## RECORD SET:

_ _ _ _ _ _ _

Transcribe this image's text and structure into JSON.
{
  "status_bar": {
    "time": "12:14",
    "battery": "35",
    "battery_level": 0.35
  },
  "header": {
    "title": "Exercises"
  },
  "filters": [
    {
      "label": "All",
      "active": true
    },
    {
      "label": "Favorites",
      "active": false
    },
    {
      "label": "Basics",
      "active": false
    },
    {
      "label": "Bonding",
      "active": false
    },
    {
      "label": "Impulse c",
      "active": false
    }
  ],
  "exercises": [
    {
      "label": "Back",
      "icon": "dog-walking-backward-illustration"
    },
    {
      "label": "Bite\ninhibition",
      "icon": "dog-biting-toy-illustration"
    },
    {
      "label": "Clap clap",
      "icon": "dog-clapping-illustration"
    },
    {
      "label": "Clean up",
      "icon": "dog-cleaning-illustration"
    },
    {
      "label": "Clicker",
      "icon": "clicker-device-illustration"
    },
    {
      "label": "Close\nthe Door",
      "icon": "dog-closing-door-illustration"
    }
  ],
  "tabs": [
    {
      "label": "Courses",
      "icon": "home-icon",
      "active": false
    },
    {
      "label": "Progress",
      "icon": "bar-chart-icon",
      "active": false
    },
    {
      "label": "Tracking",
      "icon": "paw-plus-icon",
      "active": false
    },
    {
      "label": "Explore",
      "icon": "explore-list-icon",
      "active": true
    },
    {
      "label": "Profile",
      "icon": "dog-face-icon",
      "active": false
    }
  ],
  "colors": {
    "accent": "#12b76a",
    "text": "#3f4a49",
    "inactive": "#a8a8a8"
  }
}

_ _ _ _ _ _ _

## WORK TO DO:
Show the lines of the records that contain the word "text".

## TASK ANSWER:
Transcribe this image's text and structure into JSON.
    "text": "#3f4a49",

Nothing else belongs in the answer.